WHAT IS ASKED:
Pull out every line below holding the word "Development".
= = = =
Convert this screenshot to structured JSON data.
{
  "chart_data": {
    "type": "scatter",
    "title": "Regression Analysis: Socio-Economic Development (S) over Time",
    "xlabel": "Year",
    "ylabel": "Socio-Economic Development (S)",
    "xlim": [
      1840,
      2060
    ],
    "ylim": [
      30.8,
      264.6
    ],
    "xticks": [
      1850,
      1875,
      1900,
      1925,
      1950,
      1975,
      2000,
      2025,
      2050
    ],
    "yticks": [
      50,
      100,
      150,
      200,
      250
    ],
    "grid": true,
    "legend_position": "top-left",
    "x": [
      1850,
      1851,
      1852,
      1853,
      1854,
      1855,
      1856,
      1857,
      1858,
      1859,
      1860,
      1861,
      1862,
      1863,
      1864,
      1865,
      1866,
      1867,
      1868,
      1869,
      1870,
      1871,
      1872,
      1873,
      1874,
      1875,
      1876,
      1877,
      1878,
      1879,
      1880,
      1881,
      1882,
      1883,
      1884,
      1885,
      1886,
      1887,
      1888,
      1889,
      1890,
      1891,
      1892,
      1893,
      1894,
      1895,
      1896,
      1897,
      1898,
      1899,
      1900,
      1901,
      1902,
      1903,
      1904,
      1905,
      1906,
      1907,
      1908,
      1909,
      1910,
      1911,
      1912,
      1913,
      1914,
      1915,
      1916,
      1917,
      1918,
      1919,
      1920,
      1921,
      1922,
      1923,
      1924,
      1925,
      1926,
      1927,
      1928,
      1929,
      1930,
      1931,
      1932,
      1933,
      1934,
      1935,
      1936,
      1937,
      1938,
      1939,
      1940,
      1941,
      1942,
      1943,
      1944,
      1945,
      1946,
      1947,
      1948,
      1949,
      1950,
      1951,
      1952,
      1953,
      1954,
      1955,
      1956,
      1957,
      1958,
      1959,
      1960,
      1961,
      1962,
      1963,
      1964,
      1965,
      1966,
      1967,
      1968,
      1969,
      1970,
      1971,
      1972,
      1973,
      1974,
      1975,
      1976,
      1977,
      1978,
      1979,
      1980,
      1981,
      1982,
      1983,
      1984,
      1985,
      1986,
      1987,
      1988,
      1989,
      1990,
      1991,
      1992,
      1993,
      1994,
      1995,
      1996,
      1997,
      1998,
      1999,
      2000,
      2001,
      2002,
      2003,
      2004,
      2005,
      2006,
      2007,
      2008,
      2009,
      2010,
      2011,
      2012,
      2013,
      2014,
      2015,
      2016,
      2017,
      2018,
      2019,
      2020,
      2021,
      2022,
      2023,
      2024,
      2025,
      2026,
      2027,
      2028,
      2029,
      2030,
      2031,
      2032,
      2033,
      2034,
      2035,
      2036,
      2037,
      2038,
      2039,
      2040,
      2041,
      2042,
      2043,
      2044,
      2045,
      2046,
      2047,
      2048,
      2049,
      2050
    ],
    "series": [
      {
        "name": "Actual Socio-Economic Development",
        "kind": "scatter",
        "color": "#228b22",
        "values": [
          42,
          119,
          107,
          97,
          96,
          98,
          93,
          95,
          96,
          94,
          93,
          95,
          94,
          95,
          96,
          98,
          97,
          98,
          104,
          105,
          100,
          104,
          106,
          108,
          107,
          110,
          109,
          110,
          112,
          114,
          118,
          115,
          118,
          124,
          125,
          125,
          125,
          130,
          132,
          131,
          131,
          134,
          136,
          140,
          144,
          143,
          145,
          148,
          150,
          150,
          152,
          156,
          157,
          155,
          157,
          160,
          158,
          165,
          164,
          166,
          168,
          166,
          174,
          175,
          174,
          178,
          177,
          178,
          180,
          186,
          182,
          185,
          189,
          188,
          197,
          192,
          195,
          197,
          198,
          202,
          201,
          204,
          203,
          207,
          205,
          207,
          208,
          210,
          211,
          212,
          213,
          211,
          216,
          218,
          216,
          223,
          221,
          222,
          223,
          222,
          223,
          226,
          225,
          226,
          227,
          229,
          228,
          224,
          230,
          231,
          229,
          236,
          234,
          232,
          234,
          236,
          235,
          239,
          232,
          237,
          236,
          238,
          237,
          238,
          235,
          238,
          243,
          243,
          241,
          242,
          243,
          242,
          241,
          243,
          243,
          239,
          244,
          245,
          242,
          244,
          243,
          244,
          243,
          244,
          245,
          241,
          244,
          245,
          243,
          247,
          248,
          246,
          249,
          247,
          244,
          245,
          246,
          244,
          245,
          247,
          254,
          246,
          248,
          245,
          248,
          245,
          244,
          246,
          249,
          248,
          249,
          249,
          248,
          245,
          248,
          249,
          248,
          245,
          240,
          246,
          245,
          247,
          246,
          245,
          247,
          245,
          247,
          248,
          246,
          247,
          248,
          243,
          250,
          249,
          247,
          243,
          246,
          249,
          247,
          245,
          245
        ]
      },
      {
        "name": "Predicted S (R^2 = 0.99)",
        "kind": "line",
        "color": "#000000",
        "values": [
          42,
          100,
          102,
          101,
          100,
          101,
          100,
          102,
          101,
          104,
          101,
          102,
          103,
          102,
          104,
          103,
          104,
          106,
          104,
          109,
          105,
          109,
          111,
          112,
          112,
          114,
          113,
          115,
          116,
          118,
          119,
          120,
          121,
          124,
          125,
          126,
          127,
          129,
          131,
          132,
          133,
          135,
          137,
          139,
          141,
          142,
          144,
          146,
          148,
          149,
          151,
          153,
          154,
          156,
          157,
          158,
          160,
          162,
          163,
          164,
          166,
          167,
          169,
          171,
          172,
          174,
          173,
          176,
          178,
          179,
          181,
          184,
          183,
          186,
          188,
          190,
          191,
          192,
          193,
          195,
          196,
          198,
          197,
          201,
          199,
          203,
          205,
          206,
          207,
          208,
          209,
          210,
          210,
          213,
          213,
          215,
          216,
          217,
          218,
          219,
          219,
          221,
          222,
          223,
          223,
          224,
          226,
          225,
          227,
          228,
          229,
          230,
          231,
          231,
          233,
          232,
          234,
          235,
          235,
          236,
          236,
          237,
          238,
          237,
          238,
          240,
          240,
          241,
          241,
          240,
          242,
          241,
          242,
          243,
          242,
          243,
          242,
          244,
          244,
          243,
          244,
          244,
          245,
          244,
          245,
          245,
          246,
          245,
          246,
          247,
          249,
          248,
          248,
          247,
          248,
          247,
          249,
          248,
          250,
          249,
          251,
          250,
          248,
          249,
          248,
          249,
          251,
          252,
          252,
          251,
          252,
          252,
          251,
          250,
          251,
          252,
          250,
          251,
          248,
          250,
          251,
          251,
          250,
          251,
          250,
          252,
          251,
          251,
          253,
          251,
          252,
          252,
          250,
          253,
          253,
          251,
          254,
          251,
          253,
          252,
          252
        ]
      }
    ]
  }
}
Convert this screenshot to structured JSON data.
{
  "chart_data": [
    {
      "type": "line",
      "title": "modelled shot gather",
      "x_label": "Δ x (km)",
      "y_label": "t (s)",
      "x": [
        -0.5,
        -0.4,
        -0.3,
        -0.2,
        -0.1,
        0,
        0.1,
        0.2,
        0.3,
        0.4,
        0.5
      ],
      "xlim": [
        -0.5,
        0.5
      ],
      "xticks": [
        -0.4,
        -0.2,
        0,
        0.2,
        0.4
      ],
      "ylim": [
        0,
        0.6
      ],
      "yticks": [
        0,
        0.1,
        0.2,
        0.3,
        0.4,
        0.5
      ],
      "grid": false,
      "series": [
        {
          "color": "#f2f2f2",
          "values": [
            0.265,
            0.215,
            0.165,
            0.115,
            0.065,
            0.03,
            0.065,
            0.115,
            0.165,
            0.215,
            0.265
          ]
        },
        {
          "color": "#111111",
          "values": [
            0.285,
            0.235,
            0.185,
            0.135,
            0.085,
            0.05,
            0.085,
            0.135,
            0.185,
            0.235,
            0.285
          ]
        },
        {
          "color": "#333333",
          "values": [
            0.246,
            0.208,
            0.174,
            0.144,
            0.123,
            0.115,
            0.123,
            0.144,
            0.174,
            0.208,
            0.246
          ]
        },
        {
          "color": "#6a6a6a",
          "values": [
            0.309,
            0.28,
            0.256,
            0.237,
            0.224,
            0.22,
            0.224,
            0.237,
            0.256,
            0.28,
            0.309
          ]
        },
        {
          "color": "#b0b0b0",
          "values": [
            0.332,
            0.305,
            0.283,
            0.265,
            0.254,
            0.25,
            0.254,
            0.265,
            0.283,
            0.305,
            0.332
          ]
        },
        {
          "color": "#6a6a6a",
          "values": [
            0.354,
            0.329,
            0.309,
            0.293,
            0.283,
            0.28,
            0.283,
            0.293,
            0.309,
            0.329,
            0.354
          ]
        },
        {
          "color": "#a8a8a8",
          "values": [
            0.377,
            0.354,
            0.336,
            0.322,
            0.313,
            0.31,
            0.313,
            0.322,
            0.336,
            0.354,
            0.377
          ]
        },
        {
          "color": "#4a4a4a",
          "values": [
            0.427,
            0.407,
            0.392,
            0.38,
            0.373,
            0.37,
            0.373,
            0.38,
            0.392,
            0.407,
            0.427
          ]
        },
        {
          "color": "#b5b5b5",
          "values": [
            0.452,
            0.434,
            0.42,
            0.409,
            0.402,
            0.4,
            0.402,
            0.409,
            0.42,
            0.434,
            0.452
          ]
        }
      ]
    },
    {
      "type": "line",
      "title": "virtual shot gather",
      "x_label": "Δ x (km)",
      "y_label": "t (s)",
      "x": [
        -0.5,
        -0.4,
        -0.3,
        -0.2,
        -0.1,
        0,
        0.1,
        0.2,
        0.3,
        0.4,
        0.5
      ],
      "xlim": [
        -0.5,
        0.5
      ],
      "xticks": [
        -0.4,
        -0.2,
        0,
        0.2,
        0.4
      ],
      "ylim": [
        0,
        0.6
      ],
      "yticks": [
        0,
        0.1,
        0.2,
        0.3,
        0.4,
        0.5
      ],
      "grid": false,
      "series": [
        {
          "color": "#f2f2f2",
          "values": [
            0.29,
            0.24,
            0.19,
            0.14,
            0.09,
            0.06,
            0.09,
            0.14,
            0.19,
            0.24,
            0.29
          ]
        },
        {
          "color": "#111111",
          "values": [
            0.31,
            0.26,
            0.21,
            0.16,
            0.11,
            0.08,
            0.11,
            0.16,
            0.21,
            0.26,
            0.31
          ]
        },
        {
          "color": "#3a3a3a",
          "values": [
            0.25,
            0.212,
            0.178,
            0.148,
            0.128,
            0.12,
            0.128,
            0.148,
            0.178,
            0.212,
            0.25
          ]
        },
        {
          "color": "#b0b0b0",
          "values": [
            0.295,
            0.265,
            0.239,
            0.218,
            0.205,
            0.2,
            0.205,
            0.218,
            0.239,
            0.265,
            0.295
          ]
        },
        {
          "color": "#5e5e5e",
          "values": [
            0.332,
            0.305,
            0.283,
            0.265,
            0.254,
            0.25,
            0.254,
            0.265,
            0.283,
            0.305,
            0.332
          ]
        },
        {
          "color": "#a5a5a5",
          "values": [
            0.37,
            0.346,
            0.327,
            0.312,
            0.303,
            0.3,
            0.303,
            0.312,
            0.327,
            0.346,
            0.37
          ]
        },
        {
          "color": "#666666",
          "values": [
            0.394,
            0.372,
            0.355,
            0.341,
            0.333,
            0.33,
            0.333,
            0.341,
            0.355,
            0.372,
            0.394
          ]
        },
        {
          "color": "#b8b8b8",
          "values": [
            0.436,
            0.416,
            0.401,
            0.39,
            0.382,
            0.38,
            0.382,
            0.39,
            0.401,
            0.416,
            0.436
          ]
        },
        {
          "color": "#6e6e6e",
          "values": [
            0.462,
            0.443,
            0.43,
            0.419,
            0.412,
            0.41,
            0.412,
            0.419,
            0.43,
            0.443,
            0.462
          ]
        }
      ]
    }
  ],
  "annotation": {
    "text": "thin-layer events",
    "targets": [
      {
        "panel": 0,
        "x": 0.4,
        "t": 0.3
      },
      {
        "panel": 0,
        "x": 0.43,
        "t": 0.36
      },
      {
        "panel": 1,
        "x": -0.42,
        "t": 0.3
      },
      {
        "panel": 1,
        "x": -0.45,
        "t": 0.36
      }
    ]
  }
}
= = = =
TASK SOLUTION:
    "title": "Regression Analysis: Socio-Economic Development (S) over Time",
    "ylabel": "Socio-Economic Development (S)",
        "name": "Actual Socio-Economic Development",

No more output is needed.